===== Record list =====

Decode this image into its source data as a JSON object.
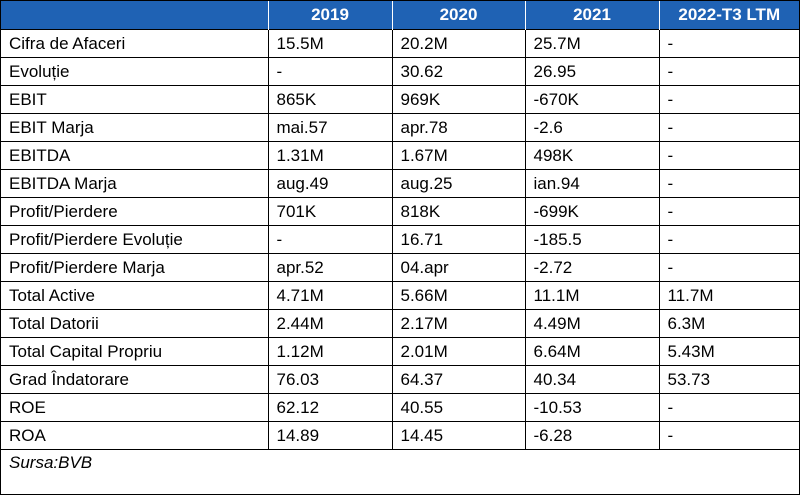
{
  "header": {
    "cols": [
      "",
      "2019",
      "2020",
      "2021",
      "2022-T3 LTM"
    ]
  },
  "rows": [
    [
      "Cifra de Afaceri",
      "15.5M",
      "20.2M",
      "25.7M",
      "-"
    ],
    [
      "Evoluție",
      "-",
      "30.62",
      "26.95",
      "-"
    ],
    [
      "EBIT",
      "865K",
      "969K",
      "-670K",
      "-"
    ],
    [
      "EBIT Marja",
      "mai.57",
      "apr.78",
      "-2.6",
      "-"
    ],
    [
      "EBITDA",
      "1.31M",
      "1.67M",
      "498K",
      "-"
    ],
    [
      "EBITDA Marja",
      "aug.49",
      "aug.25",
      "ian.94",
      "-"
    ],
    [
      "Profit/Pierdere",
      "701K",
      "818K",
      "-699K",
      "-"
    ],
    [
      "Profit/Pierdere Evoluție",
      "-",
      "16.71",
      "-185.5",
      "-"
    ],
    [
      "Profit/Pierdere Marja",
      "apr.52",
      "04.apr",
      "-2.72",
      "-"
    ],
    [
      "Total Active",
      "4.71M",
      "5.66M",
      "11.1M",
      "11.7M"
    ],
    [
      "Total Datorii",
      "2.44M",
      "2.17M",
      "4.49M",
      "6.3M"
    ],
    [
      "Total Capital Propriu",
      "1.12M",
      "2.01M",
      "6.64M",
      "5.43M"
    ],
    [
      "Grad Îndatorare",
      "76.03",
      "64.37",
      "40.34",
      "53.73"
    ],
    [
      "ROE",
      "62.12",
      "40.55",
      "-10.53",
      "-"
    ],
    [
      "ROA",
      "14.89",
      "14.45",
      "-6.28",
      "-"
    ]
  ],
  "footer": {
    "source": "Sursa:BVB"
  },
  "colors": {
    "header_bg": "#1f62b4",
    "header_text": "#ffffff"
  }
}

=====

_Directions:_ Reproduce every entry exactly, but omit each picture.

_Answer:_
Decode this image into its source data as a JSON object.
{
  "header": {
    "cols": [
      "",
      "2019",
      "2020",
      "2021",
      "2022-T3 LTM"
    ]
  },
  "rows": [
    [
      "Cifra de Afaceri",
      "15.5M",
      "20.2M",
      "25.7M",
      "-"
    ],
    [
      "Evoluție",
      "-",
      "30.62",
      "26.95",
      "-"
    ],
    [
      "EBIT",
      "865K",
      "969K",
      "-670K",
      "-"
    ],
    [
      "EBIT Marja",
      "mai.57",
      "apr.78",
      "-2.6",
      "-"
    ],
    [
      "EBITDA",
      "1.31M",
      "1.67M",
      "498K",
      "-"
    ],
    [
      "EBITDA Marja",
      "aug.49",
      "aug.25",
      "ian.94",
      "-"
    ],
    [
      "Profit/Pierdere",
      "701K",
      "818K",
      "-699K",
      "-"
    ],
    [
      "Profit/Pierdere Evoluție",
      "-",
      "16.71",
      "-185.5",
      "-"
    ],
    [
      "Profit/Pierdere Marja",
      "apr.52",
      "04.apr",
      "-2.72",
      "-"
    ],
    [
      "Total Active",
      "4.71M",
      "5.66M",
      "11.1M",
      "11.7M"
    ],
    [
      "Total Datorii",
      "2.44M",
      "2.17M",
      "4.49M",
      "6.3M"
    ],
    [
      "Total Capital Propriu",
      "1.12M",
      "2.01M",
      "6.64M",
      "5.43M"
    ],
    [
      "Grad Îndatorare",
      "76.03",
      "64.37",
      "40.34",
      "53.73"
    ],
    [
      "ROE",
      "62.12",
      "40.55",
      "-10.53",
      "-"
    ],
    [
      "ROA",
      "14.89",
      "14.45",
      "-6.28",
      "-"
    ]
  ],
  "footer": {
    "source": "Sursa:BVB"
  },
  "colors": {
    "header_bg": "#1f62b4",
    "header_text": "#ffffff"
  }
}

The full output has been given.